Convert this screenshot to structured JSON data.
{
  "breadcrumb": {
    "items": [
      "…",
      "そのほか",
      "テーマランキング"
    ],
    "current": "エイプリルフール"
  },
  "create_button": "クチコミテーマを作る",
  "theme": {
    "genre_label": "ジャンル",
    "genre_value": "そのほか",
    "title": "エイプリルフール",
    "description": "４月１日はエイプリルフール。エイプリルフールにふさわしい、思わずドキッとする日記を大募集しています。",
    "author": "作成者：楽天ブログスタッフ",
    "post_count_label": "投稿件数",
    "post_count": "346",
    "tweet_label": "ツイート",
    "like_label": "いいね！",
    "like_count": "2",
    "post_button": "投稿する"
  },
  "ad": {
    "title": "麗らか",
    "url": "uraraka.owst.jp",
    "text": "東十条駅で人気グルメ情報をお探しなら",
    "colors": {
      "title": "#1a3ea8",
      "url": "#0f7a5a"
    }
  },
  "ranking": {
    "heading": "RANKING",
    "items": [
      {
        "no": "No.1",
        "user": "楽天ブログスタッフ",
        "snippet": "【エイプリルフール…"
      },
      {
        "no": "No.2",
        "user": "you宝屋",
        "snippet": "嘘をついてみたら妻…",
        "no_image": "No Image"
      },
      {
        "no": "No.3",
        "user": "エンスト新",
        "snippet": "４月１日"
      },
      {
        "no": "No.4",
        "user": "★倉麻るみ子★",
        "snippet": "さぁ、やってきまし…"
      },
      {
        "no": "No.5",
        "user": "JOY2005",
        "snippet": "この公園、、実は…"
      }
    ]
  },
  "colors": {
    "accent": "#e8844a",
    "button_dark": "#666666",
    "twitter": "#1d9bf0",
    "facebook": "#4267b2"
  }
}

▸ **GOAL OF THE EXERCISE**: Repeat the data precisely, line by line.

▸ **RESULT BELOW**:
Convert this screenshot to structured JSON data.
{
  "breadcrumb": {
    "items": [
      "…",
      "そのほか",
      "テーマランキング"
    ],
    "current": "エイプリルフール"
  },
  "create_button": "クチコミテーマを作る",
  "theme": {
    "genre_label": "ジャンル",
    "genre_value": "そのほか",
    "title": "エイプリルフール",
    "description": "４月１日はエイプリルフール。エイプリルフールにふさわしい、思わずドキッとする日記を大募集しています。",
    "author": "作成者：楽天ブログスタッフ",
    "post_count_label": "投稿件数",
    "post_count": "346",
    "tweet_label": "ツイート",
    "like_label": "いいね！",
    "like_count": "2",
    "post_button": "投稿する"
  },
  "ad": {
    "title": "麗らか",
    "url": "uraraka.owst.jp",
    "text": "東十条駅で人気グルメ情報をお探しなら",
    "colors": {
      "title": "#1a3ea8",
      "url": "#0f7a5a"
    }
  },
  "ranking": {
    "heading": "RANKING",
    "items": [
      {
        "no": "No.1",
        "user": "楽天ブログスタッフ",
        "snippet": "【エイプリルフール…"
      },
      {
        "no": "No.2",
        "user": "you宝屋",
        "snippet": "嘘をついてみたら妻…",
        "no_image": "No Image"
      },
      {
        "no": "No.3",
        "user": "エンスト新",
        "snippet": "４月１日"
      },
      {
        "no": "No.4",
        "user": "★倉麻るみ子★",
        "snippet": "さぁ、やってきまし…"
      },
      {
        "no": "No.5",
        "user": "JOY2005",
        "snippet": "この公園、、実は…"
      }
    ]
  },
  "colors": {
    "accent": "#e8844a",
    "button_dark": "#666666",
    "twitter": "#1d9bf0",
    "facebook": "#4267b2"
  }
}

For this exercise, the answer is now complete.